Narrow the data below down to the lines containing "χώροι".
++++
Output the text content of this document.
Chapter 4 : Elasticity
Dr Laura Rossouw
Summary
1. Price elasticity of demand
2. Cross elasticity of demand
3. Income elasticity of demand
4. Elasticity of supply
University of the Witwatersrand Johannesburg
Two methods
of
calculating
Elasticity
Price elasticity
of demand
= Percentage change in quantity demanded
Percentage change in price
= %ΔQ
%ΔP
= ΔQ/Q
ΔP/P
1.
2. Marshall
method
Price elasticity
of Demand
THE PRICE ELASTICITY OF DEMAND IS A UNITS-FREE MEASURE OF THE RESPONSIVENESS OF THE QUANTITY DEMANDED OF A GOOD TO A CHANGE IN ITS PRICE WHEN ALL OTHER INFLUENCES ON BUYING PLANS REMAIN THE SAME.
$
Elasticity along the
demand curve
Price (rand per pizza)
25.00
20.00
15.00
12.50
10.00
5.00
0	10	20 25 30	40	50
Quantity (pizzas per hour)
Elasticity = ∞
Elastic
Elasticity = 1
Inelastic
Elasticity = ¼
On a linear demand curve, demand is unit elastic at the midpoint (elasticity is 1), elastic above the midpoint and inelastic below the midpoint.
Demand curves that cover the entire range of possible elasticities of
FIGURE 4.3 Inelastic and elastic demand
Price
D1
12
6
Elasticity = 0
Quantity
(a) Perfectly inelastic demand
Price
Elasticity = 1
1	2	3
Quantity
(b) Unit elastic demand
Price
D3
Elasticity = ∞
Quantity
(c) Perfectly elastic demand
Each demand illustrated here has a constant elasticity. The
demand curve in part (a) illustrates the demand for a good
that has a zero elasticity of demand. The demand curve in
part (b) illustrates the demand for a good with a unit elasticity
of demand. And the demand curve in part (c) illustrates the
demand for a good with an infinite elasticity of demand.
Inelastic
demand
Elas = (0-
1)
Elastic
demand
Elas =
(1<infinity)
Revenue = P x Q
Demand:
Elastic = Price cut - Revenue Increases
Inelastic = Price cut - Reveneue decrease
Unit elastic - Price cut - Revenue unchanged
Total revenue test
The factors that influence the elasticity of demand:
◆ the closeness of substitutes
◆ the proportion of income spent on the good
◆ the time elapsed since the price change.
++++
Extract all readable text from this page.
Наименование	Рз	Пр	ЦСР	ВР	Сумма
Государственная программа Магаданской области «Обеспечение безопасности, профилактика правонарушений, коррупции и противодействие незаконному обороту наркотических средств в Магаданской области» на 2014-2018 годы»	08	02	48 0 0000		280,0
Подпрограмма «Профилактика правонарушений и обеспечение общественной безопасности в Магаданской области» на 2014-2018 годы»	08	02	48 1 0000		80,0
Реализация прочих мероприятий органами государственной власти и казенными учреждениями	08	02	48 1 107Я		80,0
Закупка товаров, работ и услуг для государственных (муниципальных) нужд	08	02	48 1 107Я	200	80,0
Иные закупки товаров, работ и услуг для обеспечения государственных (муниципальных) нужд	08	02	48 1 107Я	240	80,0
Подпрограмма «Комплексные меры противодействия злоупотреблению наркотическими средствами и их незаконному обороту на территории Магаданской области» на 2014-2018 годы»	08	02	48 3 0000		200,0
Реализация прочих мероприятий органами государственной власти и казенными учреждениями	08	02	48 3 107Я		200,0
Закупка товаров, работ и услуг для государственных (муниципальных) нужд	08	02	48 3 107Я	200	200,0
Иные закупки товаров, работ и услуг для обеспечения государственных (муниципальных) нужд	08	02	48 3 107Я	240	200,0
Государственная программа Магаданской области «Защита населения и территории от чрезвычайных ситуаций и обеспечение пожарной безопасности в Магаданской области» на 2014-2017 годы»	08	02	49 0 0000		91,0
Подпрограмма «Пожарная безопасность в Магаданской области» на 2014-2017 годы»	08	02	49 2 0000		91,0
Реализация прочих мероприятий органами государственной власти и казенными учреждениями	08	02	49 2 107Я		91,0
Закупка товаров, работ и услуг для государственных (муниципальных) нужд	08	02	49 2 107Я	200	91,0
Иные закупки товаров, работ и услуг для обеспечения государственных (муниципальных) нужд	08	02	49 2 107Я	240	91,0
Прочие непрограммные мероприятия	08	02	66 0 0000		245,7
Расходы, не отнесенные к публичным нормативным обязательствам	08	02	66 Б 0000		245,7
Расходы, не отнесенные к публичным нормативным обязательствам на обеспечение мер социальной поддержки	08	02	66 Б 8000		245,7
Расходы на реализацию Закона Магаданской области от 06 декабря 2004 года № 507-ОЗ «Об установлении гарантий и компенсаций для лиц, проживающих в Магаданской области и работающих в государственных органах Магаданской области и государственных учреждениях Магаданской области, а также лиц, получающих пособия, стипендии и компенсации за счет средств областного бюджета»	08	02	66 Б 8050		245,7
++++
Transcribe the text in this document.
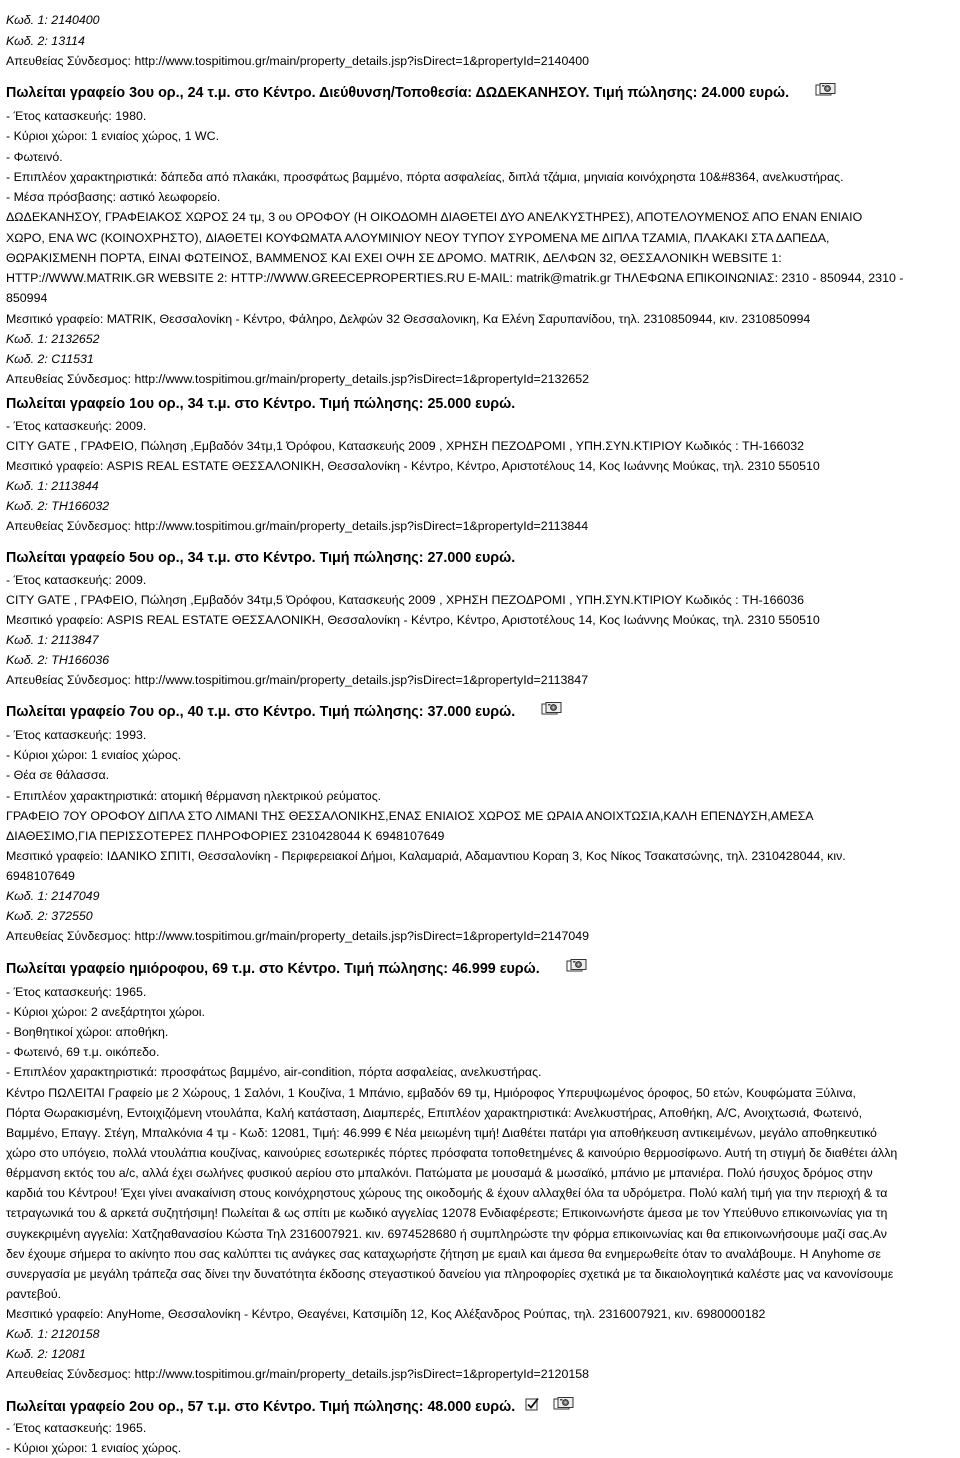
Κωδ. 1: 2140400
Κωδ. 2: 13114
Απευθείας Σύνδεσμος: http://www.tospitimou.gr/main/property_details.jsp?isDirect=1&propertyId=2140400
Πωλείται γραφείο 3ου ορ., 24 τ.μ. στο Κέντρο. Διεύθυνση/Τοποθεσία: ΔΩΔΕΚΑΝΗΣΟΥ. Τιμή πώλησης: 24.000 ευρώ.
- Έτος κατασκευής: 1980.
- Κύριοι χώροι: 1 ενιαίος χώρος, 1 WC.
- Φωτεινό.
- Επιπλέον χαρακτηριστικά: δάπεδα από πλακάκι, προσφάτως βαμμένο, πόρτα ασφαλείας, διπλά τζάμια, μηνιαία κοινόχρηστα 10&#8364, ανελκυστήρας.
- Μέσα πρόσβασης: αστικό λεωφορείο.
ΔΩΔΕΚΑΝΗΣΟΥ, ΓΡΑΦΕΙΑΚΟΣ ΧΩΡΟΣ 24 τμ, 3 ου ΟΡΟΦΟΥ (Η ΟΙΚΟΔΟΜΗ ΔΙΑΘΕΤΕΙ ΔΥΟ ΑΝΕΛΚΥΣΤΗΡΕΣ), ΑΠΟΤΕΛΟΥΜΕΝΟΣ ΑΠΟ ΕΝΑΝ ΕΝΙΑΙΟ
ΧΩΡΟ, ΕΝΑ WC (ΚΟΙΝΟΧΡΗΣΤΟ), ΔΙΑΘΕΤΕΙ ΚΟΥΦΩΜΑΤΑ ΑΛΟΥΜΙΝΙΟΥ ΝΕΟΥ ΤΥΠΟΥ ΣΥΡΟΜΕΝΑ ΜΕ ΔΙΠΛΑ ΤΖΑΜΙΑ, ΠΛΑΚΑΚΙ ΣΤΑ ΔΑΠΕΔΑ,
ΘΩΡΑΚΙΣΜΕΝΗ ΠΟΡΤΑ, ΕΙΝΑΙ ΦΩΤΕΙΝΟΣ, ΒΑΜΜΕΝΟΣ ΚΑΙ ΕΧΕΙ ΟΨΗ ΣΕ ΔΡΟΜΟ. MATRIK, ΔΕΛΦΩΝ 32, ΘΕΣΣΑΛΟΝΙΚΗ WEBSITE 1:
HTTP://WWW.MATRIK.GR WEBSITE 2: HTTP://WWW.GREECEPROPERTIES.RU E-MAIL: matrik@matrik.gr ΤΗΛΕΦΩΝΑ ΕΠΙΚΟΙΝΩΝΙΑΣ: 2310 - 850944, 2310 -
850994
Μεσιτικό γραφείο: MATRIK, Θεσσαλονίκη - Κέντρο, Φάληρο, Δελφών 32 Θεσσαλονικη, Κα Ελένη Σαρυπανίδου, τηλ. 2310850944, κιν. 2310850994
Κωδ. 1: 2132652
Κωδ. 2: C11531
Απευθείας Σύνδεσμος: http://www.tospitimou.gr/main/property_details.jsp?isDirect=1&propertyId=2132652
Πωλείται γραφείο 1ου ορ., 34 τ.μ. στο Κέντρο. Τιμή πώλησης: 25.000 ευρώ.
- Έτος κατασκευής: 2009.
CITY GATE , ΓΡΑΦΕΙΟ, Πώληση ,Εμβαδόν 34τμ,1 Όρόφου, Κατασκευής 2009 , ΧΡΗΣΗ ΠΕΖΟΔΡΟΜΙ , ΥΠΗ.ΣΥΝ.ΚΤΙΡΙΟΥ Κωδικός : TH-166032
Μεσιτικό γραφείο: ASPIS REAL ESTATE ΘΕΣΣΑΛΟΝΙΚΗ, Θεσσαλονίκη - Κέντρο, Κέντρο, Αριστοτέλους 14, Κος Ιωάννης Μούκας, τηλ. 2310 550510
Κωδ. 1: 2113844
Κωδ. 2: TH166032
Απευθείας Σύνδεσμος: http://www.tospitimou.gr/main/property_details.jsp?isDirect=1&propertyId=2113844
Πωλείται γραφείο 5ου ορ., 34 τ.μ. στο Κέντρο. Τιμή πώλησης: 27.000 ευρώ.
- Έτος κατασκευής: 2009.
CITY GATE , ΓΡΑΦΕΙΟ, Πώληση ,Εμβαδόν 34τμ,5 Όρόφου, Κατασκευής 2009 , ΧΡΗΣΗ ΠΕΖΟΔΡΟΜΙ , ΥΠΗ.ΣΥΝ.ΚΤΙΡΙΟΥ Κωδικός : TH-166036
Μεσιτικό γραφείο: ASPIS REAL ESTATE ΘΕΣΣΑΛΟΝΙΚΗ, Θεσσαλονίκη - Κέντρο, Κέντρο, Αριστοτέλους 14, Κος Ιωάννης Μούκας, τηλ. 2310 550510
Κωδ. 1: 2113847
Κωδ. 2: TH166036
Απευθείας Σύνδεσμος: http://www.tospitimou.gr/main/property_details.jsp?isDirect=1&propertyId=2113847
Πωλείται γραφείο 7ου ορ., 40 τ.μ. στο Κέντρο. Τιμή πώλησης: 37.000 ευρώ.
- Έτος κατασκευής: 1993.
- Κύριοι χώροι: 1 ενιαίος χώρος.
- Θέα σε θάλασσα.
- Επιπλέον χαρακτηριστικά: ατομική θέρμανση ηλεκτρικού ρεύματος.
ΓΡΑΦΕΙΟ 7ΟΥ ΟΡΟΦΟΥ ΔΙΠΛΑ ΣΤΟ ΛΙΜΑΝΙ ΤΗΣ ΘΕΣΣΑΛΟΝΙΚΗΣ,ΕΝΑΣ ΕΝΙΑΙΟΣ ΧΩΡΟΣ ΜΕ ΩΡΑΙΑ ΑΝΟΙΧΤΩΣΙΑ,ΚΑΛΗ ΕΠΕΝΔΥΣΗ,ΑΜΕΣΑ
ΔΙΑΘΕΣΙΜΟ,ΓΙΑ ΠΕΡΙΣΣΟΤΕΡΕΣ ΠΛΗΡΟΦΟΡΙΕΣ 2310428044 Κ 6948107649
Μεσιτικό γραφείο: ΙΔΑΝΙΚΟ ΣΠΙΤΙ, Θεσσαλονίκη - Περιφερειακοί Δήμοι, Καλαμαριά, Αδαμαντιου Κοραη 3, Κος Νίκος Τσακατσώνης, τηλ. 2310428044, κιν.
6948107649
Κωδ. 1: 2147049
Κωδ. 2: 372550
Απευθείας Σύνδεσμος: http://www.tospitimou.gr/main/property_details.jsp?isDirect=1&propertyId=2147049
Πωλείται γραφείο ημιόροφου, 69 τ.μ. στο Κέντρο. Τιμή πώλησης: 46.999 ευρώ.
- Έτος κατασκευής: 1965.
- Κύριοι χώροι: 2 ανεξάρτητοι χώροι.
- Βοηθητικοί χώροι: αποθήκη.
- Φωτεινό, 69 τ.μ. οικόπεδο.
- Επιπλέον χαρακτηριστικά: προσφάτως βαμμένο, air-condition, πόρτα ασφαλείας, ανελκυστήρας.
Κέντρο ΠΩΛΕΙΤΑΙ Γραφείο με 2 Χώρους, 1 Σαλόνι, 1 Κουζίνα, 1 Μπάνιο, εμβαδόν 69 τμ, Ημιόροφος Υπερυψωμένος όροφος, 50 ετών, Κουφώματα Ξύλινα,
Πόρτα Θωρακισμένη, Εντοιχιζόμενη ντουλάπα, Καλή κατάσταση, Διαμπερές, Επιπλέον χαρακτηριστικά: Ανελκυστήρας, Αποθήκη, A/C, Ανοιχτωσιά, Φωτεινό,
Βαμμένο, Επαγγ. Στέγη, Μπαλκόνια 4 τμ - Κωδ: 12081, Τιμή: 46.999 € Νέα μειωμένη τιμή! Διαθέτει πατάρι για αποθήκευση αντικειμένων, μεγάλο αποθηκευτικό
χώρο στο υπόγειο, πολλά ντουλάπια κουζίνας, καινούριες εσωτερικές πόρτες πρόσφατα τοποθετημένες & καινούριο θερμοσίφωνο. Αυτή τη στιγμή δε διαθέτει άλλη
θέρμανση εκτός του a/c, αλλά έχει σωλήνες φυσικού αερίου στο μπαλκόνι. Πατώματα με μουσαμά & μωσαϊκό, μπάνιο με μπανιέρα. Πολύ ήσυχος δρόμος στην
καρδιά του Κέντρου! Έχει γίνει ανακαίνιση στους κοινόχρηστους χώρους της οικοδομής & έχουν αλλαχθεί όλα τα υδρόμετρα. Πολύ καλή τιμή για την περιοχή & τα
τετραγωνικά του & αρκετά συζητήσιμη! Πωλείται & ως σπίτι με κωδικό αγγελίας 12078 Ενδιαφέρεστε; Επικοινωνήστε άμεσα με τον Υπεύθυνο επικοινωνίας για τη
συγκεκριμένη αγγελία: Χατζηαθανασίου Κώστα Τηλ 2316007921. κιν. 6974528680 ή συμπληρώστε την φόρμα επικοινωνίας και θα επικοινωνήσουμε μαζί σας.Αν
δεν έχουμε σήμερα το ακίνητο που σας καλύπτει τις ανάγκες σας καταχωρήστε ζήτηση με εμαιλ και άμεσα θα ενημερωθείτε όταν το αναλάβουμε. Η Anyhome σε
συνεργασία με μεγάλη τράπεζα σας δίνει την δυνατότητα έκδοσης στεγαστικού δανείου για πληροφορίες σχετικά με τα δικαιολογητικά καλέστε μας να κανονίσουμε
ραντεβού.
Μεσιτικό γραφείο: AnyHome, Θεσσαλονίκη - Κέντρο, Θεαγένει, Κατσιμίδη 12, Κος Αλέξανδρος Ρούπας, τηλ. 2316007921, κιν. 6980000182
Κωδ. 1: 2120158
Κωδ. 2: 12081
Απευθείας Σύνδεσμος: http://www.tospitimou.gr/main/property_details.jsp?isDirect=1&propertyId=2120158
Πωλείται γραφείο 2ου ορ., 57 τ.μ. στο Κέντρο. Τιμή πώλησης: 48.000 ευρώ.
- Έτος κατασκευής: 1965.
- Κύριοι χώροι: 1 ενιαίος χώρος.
++++
▸ **Response below**
- Κύριοι χώροι: 1 ενιαίος χώρος, 1 WC.
- Κύριοι χώροι: 1 ενιαίος χώρος.
- Κύριοι χώροι: 2 ανεξάρτητοι χώροι.
- Βοηθητικοί χώροι: αποθήκη.
- Κύριοι χώροι: 1 ενιαίος χώρος.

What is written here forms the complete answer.